Exercise goal: Copy the entries below line for line, leaving out the pictures.

[Element and box listings]
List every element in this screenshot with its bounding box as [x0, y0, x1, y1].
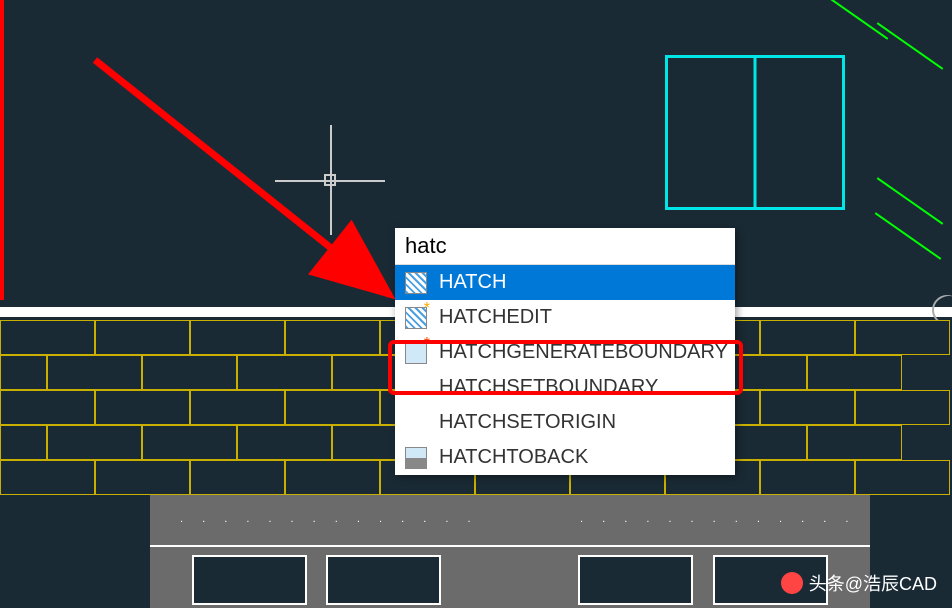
command-icon [405, 272, 427, 294]
cad-window-object[interactable] [665, 55, 845, 210]
command-icon [405, 377, 427, 399]
command-autocomplete-dropdown: HATCH HATCHEDIT HATCHGENERATEBOUNDARY HATCH… [395, 228, 735, 475]
autocomplete-item-label: HATCHTOBACK [439, 446, 588, 469]
autocomplete-item[interactable]: HATCHSETORIGIN [395, 405, 735, 440]
command-icon [405, 307, 427, 329]
cad-rectangle[interactable] [326, 555, 441, 605]
autocomplete-item[interactable]: HATCHSETBOUNDARY [395, 370, 735, 405]
autocomplete-item[interactable]: HATCH [395, 265, 735, 300]
cad-diagonal-line[interactable] [875, 212, 942, 260]
cad-line [150, 545, 870, 547]
autocomplete-item-label: HATCHEDIT [439, 306, 552, 329]
autocomplete-item-label: HATCHGENERATEBOUNDARY [439, 341, 728, 364]
autocomplete-item[interactable]: HATCHGENERATEBOUNDARY [395, 335, 735, 370]
cad-diagonal-line[interactable] [877, 177, 944, 225]
autocomplete-item-label: HATCHSETORIGIN [439, 411, 616, 434]
autocomplete-item-label: HATCH [439, 271, 506, 294]
cad-diagonal-line[interactable] [822, 0, 889, 40]
cad-diagonal-line[interactable] [877, 22, 944, 70]
dot-pattern: . . . . . . . . . . . . . . [180, 513, 479, 525]
watermark: 头条 @浩辰CAD [781, 570, 937, 596]
command-input[interactable] [395, 228, 735, 265]
autocomplete-item[interactable]: HATCHEDIT [395, 300, 735, 335]
cad-rectangle[interactable] [192, 555, 307, 605]
red-vertical-accent [0, 0, 4, 300]
watermark-text: @浩辰CAD [845, 570, 937, 596]
command-icon [405, 447, 427, 469]
dot-pattern: . . . . . . . . . . . . . [580, 513, 856, 525]
command-icon [405, 412, 427, 434]
autocomplete-item-label: HATCHSETBOUNDARY [439, 376, 658, 399]
command-icon [405, 342, 427, 364]
cad-rectangle[interactable] [578, 555, 693, 605]
annotation-arrow-icon [85, 50, 415, 320]
autocomplete-item[interactable]: HATCHTOBACK [395, 440, 735, 475]
watermark-prefix: 头条 [809, 570, 845, 596]
watermark-logo-icon [781, 572, 803, 594]
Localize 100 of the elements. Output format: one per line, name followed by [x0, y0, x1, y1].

Result below:
List every element in this screenshot with its bounding box as [x0, y0, x1, y1].
command-icon [405, 272, 427, 294]
cad-window-object[interactable] [665, 55, 845, 210]
command-icon [405, 377, 427, 399]
command-autocomplete-dropdown: HATCH HATCHEDIT HATCHGENERATEBOUNDARY HATCH… [395, 228, 735, 475]
autocomplete-item-label: HATCHTOBACK [439, 446, 588, 469]
autocomplete-item[interactable]: HATCHSETORIGIN [395, 405, 735, 440]
command-icon [405, 307, 427, 329]
cad-rectangle[interactable] [326, 555, 441, 605]
autocomplete-item[interactable]: HATCHSETBOUNDARY [395, 370, 735, 405]
autocomplete-item[interactable]: HATCH [395, 265, 735, 300]
cad-diagonal-line[interactable] [875, 212, 942, 260]
cad-line [150, 545, 870, 547]
autocomplete-item-label: HATCHEDIT [439, 306, 552, 329]
autocomplete-item-label: HATCHGENERATEBOUNDARY [439, 341, 728, 364]
autocomplete-item[interactable]: HATCHGENERATEBOUNDARY [395, 335, 735, 370]
cad-diagonal-line[interactable] [877, 177, 944, 225]
autocomplete-item-label: HATCHSETORIGIN [439, 411, 616, 434]
autocomplete-item-label: HATCH [439, 271, 506, 294]
cad-diagonal-line[interactable] [822, 0, 889, 40]
cad-diagonal-line[interactable] [877, 22, 944, 70]
dot-pattern: . . . . . . . . . . . . . . [180, 513, 479, 525]
watermark: 头条 @浩辰CAD [781, 570, 937, 596]
command-input[interactable] [395, 228, 735, 265]
autocomplete-item[interactable]: HATCHEDIT [395, 300, 735, 335]
cad-rectangle[interactable] [192, 555, 307, 605]
red-vertical-accent [0, 0, 4, 300]
watermark-text: @浩辰CAD [845, 570, 937, 596]
command-icon [405, 447, 427, 469]
dot-pattern: . . . . . . . . . . . . . [580, 513, 856, 525]
command-icon [405, 412, 427, 434]
autocomplete-item-label: HATCHSETBOUNDARY [439, 376, 658, 399]
command-icon [405, 342, 427, 364]
cad-rectangle[interactable] [578, 555, 693, 605]
annotation-arrow-icon [85, 50, 415, 320]
autocomplete-item[interactable]: HATCHTOBACK [395, 440, 735, 475]
watermark-prefix: 头条 [809, 570, 845, 596]
watermark-logo-icon [781, 572, 803, 594]
Localize 100 of the elements. Output format: one per line, name followed by [x0, y0, x1, y1].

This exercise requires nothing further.